== WHAT IS EXPECTED ==
Give the number of lines in the listing below that include the word "Global", with nothing more.

____ DATA TO USE

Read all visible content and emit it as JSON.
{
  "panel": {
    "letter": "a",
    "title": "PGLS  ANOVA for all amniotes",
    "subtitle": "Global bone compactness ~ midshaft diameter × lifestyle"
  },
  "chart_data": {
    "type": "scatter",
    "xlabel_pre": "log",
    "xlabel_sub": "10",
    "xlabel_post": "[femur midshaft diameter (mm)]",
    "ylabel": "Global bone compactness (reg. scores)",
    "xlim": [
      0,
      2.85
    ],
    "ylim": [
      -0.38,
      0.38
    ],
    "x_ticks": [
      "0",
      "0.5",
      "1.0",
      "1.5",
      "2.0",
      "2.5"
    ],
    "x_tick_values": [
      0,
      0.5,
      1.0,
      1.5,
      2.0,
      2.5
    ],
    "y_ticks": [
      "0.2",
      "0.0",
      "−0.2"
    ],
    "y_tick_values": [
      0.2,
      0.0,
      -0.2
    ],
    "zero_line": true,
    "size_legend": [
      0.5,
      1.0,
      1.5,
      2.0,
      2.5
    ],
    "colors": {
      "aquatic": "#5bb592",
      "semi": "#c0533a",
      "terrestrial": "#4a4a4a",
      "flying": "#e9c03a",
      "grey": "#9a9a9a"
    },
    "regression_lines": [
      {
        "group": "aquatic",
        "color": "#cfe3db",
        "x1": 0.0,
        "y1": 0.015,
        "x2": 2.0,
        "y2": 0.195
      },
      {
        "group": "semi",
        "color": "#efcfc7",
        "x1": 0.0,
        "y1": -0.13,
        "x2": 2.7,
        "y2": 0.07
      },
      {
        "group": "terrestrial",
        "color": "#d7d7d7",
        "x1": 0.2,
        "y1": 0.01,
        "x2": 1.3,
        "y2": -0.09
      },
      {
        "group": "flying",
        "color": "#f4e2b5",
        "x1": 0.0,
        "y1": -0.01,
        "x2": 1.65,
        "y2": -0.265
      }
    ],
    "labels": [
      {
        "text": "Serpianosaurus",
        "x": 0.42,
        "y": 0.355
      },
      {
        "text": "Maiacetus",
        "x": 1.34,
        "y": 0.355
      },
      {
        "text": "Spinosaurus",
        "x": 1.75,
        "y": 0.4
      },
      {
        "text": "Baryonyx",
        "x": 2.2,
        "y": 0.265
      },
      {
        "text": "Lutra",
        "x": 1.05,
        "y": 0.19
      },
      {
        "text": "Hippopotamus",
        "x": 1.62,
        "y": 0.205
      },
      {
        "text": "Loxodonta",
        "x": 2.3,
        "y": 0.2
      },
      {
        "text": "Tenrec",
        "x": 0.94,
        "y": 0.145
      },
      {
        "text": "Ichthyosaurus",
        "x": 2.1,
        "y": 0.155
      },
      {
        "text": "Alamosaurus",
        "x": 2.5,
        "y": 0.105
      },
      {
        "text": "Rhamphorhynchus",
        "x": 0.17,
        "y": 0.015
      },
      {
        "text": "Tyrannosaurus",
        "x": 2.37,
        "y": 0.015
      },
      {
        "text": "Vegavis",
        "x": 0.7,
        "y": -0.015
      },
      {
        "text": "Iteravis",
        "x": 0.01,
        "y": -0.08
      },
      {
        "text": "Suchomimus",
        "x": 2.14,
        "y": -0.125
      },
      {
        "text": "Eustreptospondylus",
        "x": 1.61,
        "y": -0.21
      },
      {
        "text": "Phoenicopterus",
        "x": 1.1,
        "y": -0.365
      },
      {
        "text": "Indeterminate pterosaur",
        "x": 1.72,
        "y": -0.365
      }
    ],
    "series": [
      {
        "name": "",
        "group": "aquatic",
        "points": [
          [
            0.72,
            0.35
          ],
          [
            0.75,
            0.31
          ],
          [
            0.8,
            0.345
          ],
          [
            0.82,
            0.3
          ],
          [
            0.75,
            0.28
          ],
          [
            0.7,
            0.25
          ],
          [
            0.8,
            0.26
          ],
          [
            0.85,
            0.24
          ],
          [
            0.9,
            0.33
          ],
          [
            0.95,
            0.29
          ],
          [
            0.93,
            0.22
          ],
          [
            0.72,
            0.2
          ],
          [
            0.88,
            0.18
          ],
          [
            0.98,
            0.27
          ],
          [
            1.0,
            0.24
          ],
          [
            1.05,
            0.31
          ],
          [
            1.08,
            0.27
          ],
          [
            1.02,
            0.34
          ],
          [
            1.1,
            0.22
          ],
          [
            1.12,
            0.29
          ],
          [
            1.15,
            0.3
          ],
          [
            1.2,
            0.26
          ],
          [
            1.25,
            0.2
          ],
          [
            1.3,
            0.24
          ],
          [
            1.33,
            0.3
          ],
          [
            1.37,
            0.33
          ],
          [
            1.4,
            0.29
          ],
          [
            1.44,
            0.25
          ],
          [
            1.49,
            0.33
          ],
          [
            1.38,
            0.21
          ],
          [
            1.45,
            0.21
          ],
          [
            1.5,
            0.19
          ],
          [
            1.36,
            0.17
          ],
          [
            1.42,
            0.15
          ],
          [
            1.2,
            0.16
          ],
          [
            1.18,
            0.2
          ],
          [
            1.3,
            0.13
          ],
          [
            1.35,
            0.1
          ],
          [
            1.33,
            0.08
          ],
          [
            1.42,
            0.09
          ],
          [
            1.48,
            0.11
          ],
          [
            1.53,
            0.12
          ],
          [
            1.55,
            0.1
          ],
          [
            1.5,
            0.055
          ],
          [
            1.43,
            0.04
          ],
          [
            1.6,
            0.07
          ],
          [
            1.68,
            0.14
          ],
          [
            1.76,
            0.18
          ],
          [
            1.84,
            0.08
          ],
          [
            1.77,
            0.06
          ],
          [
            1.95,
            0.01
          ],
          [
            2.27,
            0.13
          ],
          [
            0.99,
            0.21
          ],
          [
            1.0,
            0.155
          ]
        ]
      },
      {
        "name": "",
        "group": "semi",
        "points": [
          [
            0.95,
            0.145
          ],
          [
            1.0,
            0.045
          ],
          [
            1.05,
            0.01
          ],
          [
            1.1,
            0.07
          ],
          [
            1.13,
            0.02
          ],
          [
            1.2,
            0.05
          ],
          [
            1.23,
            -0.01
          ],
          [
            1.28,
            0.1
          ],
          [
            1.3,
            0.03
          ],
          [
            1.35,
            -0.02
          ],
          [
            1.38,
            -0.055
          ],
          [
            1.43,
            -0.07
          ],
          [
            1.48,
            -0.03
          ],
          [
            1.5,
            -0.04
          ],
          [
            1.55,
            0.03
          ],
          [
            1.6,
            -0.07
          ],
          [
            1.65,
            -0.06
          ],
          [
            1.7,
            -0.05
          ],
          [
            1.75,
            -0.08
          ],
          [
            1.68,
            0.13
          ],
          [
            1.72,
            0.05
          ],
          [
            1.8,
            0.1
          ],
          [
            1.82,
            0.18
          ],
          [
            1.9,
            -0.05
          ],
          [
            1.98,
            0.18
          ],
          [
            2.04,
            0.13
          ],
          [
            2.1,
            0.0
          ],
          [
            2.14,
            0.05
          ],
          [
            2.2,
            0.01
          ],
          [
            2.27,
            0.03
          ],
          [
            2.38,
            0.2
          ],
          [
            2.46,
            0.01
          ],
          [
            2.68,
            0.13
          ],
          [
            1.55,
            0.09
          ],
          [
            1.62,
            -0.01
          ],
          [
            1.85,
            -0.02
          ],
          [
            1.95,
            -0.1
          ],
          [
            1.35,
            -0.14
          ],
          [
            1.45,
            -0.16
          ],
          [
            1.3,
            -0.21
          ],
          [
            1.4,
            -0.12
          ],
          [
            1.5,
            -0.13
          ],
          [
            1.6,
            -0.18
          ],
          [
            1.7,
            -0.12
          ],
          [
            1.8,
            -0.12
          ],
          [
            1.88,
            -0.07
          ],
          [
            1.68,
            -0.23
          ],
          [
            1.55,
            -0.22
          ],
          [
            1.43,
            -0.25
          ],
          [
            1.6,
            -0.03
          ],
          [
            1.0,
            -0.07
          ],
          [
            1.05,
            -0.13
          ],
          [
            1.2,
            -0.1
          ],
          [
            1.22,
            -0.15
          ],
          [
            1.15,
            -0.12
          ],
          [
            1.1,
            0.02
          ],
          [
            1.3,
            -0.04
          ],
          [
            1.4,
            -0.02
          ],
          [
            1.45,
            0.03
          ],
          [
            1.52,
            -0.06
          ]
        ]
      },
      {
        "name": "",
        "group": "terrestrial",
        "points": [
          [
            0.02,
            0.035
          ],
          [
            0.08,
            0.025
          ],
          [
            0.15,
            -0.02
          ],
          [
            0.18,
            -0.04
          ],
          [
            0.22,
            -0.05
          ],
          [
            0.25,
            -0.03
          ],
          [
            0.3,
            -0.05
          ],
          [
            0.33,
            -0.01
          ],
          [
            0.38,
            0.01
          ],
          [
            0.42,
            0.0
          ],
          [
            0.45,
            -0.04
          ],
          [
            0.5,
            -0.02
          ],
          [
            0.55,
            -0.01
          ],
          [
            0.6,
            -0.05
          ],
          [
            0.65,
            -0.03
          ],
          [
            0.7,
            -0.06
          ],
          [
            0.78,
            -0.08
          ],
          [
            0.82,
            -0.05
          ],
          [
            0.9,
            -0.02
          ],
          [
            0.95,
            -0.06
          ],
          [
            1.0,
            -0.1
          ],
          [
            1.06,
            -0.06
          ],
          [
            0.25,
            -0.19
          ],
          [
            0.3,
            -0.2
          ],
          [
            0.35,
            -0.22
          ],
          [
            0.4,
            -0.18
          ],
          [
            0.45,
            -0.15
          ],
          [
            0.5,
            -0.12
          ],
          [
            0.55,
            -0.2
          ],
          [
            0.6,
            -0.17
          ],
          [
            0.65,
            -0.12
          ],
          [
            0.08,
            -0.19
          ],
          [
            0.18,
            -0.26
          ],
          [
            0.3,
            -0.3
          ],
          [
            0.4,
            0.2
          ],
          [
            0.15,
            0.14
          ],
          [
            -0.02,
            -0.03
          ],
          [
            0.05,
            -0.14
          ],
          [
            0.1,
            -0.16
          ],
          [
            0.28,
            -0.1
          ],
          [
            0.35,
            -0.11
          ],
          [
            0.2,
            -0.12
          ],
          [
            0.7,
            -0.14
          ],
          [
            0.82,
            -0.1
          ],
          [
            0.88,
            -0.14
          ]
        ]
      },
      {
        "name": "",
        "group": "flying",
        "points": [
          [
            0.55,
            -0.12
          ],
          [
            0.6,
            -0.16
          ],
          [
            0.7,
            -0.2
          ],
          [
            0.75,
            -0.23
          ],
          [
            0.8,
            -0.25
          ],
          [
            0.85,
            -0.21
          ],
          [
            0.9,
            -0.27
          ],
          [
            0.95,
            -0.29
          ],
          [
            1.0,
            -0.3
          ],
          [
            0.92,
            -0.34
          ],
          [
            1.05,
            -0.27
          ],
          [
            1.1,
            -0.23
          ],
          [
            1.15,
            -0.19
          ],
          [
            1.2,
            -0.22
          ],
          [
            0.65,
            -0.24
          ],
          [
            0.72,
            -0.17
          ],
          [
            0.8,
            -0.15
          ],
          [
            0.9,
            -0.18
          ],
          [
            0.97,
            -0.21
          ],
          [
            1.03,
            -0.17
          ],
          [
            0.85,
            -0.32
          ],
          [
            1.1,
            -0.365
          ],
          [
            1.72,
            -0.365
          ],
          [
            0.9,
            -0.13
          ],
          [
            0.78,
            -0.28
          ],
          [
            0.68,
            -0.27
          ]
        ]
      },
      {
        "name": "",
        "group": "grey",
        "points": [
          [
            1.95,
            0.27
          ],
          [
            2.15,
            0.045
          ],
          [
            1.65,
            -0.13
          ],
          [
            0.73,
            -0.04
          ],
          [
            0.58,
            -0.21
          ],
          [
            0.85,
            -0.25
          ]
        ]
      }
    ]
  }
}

________

== ANSWER TO THIS TASK ==
2